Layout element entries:
════
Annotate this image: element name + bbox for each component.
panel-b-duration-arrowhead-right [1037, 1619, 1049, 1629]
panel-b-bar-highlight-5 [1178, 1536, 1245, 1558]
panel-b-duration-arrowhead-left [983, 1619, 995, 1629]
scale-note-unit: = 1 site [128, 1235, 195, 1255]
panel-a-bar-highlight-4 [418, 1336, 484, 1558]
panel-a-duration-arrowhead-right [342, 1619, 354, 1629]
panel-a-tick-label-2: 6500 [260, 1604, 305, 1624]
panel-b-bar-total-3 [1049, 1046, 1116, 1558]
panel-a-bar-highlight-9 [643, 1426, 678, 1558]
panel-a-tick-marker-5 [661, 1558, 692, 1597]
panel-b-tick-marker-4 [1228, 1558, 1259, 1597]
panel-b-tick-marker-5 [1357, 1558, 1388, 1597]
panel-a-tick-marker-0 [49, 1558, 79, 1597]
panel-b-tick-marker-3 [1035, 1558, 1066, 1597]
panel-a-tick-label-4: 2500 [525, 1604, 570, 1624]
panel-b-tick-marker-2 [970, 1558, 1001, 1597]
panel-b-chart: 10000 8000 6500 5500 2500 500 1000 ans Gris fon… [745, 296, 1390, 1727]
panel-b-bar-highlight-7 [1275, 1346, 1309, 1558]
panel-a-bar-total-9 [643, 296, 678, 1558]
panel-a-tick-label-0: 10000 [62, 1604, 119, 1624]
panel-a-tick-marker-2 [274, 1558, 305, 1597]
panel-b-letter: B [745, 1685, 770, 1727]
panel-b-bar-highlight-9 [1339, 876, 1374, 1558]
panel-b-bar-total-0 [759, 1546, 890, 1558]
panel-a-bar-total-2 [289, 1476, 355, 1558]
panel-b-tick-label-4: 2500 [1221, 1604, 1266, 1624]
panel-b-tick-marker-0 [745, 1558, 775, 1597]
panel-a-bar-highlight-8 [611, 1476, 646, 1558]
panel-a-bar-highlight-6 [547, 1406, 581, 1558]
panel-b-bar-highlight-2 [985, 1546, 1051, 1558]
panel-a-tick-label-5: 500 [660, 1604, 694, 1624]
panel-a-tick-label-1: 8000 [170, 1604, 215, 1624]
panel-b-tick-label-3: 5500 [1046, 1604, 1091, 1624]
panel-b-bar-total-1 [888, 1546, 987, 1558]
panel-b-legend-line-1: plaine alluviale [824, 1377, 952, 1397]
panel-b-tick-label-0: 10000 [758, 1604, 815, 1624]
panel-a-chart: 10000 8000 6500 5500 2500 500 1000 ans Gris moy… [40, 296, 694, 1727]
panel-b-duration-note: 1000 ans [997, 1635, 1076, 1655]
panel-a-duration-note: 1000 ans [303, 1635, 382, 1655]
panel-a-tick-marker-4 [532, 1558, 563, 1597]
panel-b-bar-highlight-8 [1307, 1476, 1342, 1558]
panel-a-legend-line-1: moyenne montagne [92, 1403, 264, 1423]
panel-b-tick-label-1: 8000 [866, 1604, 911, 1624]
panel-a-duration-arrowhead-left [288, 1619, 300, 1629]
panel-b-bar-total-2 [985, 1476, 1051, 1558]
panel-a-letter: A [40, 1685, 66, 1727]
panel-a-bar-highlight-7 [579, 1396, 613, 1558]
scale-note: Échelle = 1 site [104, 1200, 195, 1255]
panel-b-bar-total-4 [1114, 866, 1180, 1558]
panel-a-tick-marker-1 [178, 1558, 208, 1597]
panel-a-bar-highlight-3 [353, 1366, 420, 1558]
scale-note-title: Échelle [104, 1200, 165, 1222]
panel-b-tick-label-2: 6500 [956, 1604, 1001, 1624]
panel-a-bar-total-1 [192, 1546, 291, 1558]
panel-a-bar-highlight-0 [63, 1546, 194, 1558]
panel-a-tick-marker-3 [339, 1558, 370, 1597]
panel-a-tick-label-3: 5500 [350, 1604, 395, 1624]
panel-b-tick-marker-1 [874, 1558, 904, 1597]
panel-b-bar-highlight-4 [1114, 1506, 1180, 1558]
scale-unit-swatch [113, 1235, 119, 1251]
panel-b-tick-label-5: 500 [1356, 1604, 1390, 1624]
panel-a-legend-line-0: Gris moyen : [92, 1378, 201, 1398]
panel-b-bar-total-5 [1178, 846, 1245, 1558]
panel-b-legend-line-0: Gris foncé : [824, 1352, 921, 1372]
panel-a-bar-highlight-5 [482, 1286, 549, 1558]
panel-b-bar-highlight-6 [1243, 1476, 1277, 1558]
════
**Exercise objective**. Write out all of the rows above again, word for word and in the same order.

**Solution**.
Annotate this image: element name + bbox for each component.
panel-b-duration-arrowhead-right [1037, 1619, 1049, 1629]
panel-b-bar-highlight-5 [1178, 1536, 1245, 1558]
panel-b-duration-arrowhead-left [983, 1619, 995, 1629]
scale-note-unit: = 1 site [128, 1235, 195, 1255]
panel-a-bar-highlight-4 [418, 1336, 484, 1558]
panel-a-duration-arrowhead-right [342, 1619, 354, 1629]
panel-a-tick-label-2: 6500 [260, 1604, 305, 1624]
panel-b-bar-total-3 [1049, 1046, 1116, 1558]
panel-a-bar-highlight-9 [643, 1426, 678, 1558]
panel-a-tick-marker-5 [661, 1558, 692, 1597]
panel-b-tick-marker-4 [1228, 1558, 1259, 1597]
panel-b-tick-marker-5 [1357, 1558, 1388, 1597]
panel-a-tick-marker-0 [49, 1558, 79, 1597]
panel-b-tick-marker-3 [1035, 1558, 1066, 1597]
panel-a-tick-label-4: 2500 [525, 1604, 570, 1624]
panel-b-tick-marker-2 [970, 1558, 1001, 1597]
panel-b-chart: 10000 8000 6500 5500 2500 500 1000 ans Gris fon… [745, 296, 1390, 1727]
panel-b-bar-highlight-7 [1275, 1346, 1309, 1558]
panel-a-bar-total-9 [643, 296, 678, 1558]
panel-a-tick-label-0: 10000 [62, 1604, 119, 1624]
panel-a-tick-marker-2 [274, 1558, 305, 1597]
panel-b-letter: B [745, 1685, 770, 1727]
panel-b-bar-highlight-9 [1339, 876, 1374, 1558]
panel-b-bar-total-0 [759, 1546, 890, 1558]
panel-a-bar-total-2 [289, 1476, 355, 1558]
panel-b-tick-label-4: 2500 [1221, 1604, 1266, 1624]
panel-b-tick-marker-0 [745, 1558, 775, 1597]
panel-a-bar-highlight-8 [611, 1476, 646, 1558]
panel-a-bar-highlight-6 [547, 1406, 581, 1558]
panel-b-bar-highlight-2 [985, 1546, 1051, 1558]
panel-a-tick-label-5: 500 [660, 1604, 694, 1624]
panel-a-tick-label-1: 8000 [170, 1604, 215, 1624]
panel-b-tick-label-3: 5500 [1046, 1604, 1091, 1624]
panel-b-bar-total-1 [888, 1546, 987, 1558]
panel-b-legend-line-1: plaine alluviale [824, 1377, 952, 1397]
panel-b-tick-label-0: 10000 [758, 1604, 815, 1624]
panel-a-chart: 10000 8000 6500 5500 2500 500 1000 ans Gris moy… [40, 296, 694, 1727]
panel-b-duration-note: 1000 ans [997, 1635, 1076, 1655]
panel-a-duration-note: 1000 ans [303, 1635, 382, 1655]
panel-a-tick-marker-4 [532, 1558, 563, 1597]
panel-b-bar-highlight-8 [1307, 1476, 1342, 1558]
panel-a-legend-line-1: moyenne montagne [92, 1403, 264, 1423]
panel-b-tick-label-1: 8000 [866, 1604, 911, 1624]
panel-a-duration-arrowhead-left [288, 1619, 300, 1629]
panel-b-bar-total-2 [985, 1476, 1051, 1558]
panel-a-letter: A [40, 1685, 66, 1727]
panel-a-bar-highlight-7 [579, 1396, 613, 1558]
scale-note: Échelle = 1 site [104, 1200, 195, 1255]
panel-b-bar-total-4 [1114, 866, 1180, 1558]
panel-a-tick-marker-1 [178, 1558, 208, 1597]
panel-a-bar-highlight-3 [353, 1366, 420, 1558]
scale-note-title: Échelle [104, 1200, 165, 1222]
panel-b-tick-label-2: 6500 [956, 1604, 1001, 1624]
panel-a-bar-total-1 [192, 1546, 291, 1558]
panel-a-bar-highlight-0 [63, 1546, 194, 1558]
panel-a-tick-marker-3 [339, 1558, 370, 1597]
panel-a-tick-label-3: 5500 [350, 1604, 395, 1624]
panel-b-tick-marker-1 [874, 1558, 904, 1597]
panel-b-bar-highlight-4 [1114, 1506, 1180, 1558]
scale-unit-swatch [113, 1235, 119, 1251]
panel-b-tick-label-5: 500 [1356, 1604, 1390, 1624]
panel-a-legend-line-0: Gris moyen : [92, 1378, 201, 1398]
panel-b-bar-total-5 [1178, 846, 1245, 1558]
panel-b-legend-line-0: Gris foncé : [824, 1352, 921, 1372]
panel-a-bar-highlight-5 [482, 1286, 549, 1558]
panel-b-bar-highlight-6 [1243, 1476, 1277, 1558]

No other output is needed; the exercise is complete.